----- Data shown

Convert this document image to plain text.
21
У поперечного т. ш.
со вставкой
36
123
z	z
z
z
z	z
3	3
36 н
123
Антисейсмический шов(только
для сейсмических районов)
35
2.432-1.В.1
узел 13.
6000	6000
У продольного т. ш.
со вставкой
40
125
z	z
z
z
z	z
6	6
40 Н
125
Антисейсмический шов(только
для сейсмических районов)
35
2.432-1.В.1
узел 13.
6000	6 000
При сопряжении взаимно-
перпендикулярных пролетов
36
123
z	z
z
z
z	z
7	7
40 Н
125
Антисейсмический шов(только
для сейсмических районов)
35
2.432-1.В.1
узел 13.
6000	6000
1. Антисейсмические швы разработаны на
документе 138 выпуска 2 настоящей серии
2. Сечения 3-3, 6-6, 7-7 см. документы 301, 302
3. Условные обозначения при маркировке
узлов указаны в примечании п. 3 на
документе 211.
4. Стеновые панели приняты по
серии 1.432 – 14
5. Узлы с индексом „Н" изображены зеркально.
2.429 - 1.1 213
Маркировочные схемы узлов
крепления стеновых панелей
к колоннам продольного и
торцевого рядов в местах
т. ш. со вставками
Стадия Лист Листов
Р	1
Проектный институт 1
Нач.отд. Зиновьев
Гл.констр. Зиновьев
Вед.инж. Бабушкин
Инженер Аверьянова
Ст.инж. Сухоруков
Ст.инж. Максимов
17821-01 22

----------
----- Data shown

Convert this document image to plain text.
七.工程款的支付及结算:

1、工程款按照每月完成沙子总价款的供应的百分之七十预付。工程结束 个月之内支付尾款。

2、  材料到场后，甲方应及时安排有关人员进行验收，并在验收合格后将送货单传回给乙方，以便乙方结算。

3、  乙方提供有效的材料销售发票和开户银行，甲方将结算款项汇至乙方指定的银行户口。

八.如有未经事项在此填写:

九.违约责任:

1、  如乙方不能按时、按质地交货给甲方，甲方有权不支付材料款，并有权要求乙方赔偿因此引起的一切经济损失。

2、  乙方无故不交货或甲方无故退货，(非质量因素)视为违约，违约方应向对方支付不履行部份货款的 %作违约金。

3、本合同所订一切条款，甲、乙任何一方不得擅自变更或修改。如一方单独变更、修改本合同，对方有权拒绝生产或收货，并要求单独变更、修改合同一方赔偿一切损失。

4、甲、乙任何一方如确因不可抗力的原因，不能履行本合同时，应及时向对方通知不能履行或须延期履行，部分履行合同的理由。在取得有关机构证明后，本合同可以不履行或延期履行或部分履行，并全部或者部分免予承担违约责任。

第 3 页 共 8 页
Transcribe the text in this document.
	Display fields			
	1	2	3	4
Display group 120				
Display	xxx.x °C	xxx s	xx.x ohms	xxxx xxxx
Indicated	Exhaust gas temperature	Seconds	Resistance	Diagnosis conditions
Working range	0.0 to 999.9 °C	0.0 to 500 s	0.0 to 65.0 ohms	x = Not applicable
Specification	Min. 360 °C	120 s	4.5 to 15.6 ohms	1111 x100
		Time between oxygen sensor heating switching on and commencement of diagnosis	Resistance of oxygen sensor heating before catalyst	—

----------
----- Data shown

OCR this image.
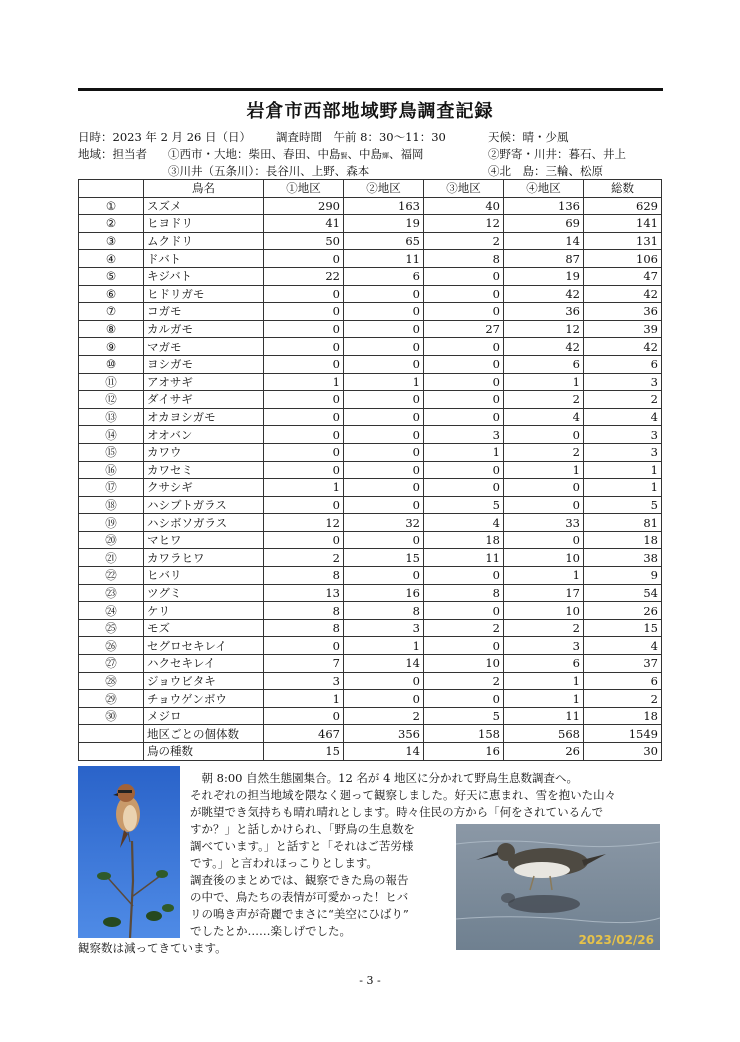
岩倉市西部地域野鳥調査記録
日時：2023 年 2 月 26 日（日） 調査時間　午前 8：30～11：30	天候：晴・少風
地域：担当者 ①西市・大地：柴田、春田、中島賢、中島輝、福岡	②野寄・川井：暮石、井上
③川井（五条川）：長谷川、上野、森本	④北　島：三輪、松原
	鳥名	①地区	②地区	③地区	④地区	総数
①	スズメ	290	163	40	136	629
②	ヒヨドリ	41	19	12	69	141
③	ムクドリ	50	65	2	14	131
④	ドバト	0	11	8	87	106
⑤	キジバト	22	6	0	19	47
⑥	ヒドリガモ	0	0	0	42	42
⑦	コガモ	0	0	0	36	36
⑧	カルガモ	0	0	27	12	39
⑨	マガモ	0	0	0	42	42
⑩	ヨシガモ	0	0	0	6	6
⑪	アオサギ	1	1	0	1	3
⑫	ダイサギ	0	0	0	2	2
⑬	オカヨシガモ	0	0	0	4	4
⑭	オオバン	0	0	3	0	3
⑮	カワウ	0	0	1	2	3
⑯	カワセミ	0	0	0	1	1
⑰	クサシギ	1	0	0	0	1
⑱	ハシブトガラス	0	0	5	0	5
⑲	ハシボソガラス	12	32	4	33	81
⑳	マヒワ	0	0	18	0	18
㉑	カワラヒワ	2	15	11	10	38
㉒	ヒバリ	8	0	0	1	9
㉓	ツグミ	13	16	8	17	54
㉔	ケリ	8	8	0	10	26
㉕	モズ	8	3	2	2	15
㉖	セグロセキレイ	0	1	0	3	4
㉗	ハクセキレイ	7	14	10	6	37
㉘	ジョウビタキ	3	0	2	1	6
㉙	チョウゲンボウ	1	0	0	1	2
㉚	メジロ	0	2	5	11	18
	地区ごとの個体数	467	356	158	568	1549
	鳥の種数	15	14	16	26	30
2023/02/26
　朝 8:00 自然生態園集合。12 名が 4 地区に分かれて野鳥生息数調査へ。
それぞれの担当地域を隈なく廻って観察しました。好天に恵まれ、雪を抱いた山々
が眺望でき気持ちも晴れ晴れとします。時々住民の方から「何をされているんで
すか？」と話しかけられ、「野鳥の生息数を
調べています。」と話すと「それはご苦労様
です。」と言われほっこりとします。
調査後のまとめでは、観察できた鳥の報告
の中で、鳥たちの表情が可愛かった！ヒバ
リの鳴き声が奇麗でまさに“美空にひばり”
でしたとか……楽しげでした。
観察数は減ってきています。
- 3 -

----------

### Directions for this task
Extract all lines from the material above that include the word "Display".

### Exercise output
	Display fields			
Display group 120				
Display	xxx.x °C	xxx s	xx.x ohms	xxxx xxxx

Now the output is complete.